§ SHORT TASK
Which lines contain the string "icon"? Please list every one of them.

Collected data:

>> START

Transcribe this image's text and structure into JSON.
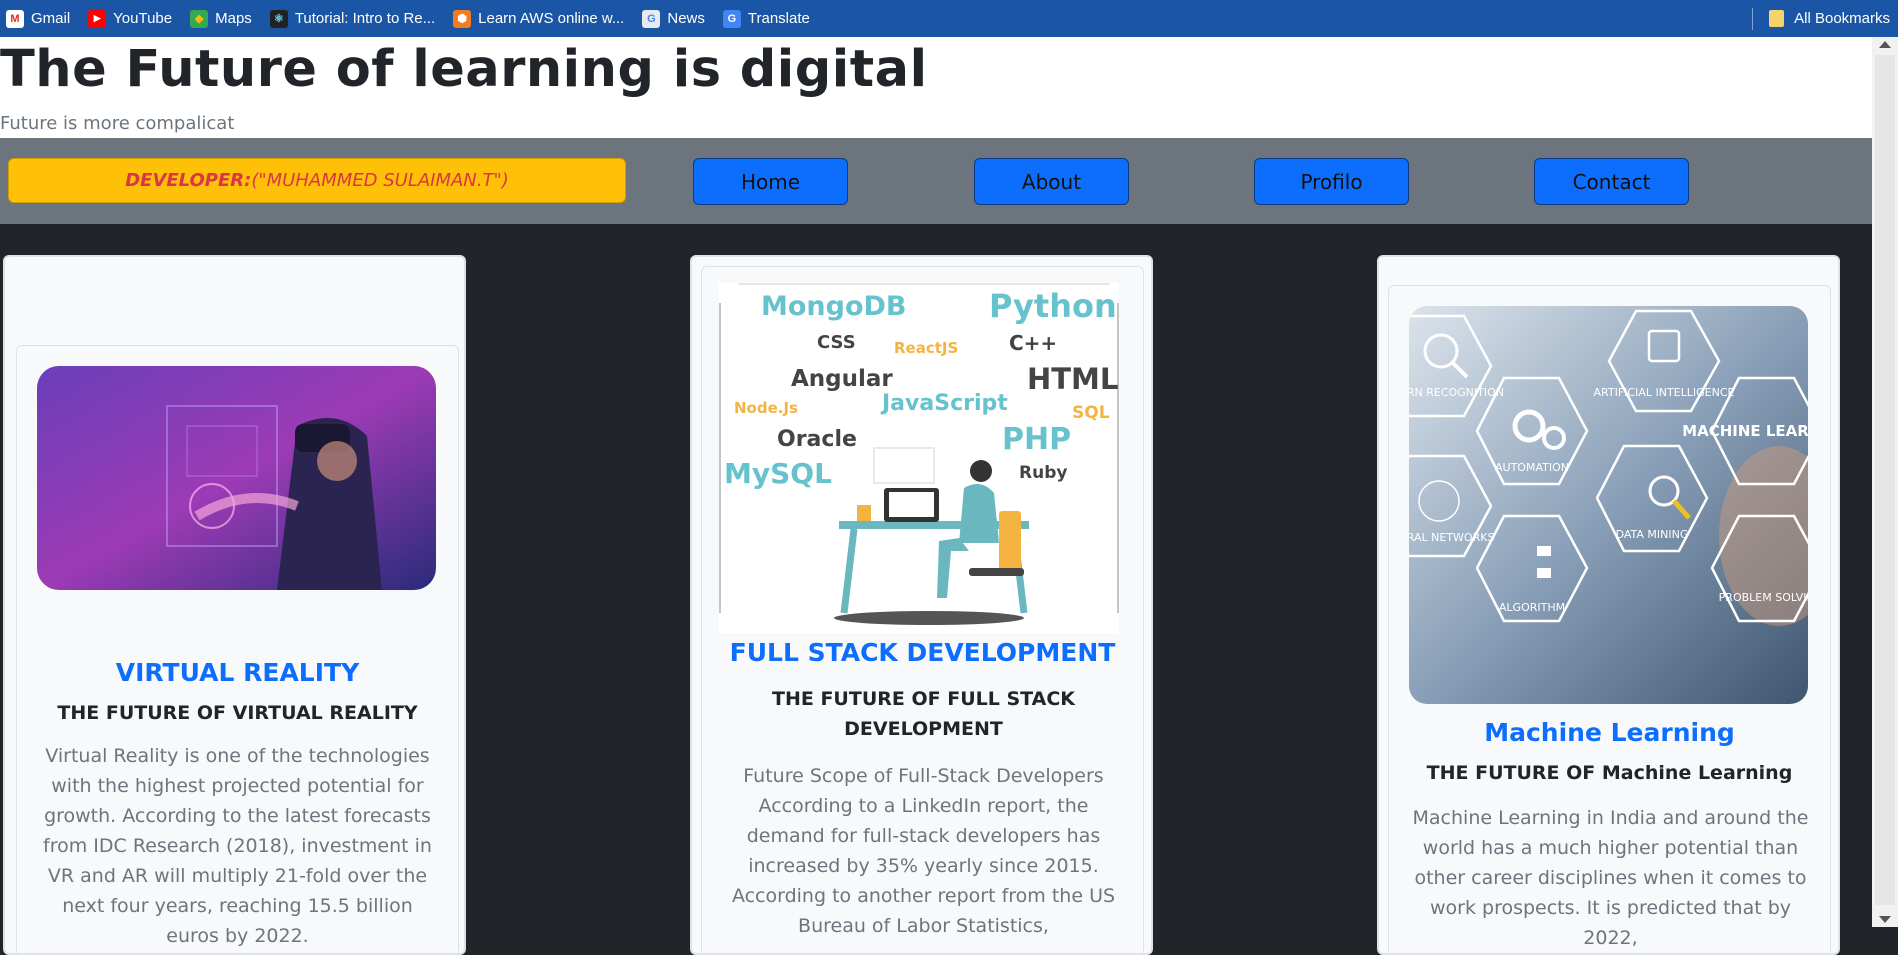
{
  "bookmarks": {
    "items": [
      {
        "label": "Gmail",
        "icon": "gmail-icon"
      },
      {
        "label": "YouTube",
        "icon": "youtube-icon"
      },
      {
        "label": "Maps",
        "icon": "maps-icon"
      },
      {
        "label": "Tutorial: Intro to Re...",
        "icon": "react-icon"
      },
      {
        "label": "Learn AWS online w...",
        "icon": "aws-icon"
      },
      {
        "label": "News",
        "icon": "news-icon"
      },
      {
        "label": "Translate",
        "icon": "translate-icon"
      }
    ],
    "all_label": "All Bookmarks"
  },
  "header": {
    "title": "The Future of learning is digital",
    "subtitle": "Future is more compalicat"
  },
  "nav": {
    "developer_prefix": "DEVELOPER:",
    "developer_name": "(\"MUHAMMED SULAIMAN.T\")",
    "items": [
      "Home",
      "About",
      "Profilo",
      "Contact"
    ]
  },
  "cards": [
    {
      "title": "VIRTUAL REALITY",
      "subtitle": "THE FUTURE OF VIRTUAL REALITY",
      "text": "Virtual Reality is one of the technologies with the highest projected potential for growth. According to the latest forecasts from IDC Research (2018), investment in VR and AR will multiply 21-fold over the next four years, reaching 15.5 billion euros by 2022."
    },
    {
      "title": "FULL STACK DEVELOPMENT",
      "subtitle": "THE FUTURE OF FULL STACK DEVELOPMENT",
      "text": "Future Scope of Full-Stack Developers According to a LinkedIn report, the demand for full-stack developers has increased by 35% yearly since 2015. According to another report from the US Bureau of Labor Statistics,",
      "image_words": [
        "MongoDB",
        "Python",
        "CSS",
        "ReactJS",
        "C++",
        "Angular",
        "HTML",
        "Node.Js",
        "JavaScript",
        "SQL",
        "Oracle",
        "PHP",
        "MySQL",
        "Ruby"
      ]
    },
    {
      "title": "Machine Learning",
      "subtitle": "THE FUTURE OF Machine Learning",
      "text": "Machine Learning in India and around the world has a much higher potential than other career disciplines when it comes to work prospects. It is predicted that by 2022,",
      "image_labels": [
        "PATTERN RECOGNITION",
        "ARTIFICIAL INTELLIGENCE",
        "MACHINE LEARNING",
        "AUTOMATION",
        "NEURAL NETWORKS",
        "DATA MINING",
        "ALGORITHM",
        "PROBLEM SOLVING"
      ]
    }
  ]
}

>> END

§ COMPLETED TASK
        "icon": "gmail-icon"
        "icon": "youtube-icon"
        "icon": "maps-icon"
        "icon": "react-icon"
        "icon": "aws-icon"
        "icon": "news-icon"
        "icon": "translate-icon"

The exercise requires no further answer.